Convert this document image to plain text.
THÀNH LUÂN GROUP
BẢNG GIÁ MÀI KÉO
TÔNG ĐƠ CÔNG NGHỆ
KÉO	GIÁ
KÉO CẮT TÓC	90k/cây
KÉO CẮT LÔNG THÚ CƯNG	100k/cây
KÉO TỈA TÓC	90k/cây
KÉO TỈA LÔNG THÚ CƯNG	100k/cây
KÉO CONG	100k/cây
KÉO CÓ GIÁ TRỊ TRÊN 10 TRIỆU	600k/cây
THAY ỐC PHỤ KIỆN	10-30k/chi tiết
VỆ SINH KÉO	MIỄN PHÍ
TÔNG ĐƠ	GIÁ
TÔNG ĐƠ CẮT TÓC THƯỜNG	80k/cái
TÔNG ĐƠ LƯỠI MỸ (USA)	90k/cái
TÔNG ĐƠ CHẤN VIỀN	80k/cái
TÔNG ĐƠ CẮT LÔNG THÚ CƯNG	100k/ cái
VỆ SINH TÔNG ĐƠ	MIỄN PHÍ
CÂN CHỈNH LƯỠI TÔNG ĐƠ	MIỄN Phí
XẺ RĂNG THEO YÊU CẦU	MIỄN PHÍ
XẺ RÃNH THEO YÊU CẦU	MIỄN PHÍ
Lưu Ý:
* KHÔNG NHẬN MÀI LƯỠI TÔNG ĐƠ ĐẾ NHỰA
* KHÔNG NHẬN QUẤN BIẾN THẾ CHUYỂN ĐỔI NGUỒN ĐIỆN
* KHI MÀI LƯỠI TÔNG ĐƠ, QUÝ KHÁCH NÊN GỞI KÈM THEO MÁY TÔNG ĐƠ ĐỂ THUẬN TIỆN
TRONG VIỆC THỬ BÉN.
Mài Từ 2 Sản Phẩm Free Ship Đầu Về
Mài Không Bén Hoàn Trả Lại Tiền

┄┄┄┄┄┄

» GOAL OF THE EXERCISE
Only the number is wanted: how many lines in the data include the word "TÔNG"?

» TASK RESULT
10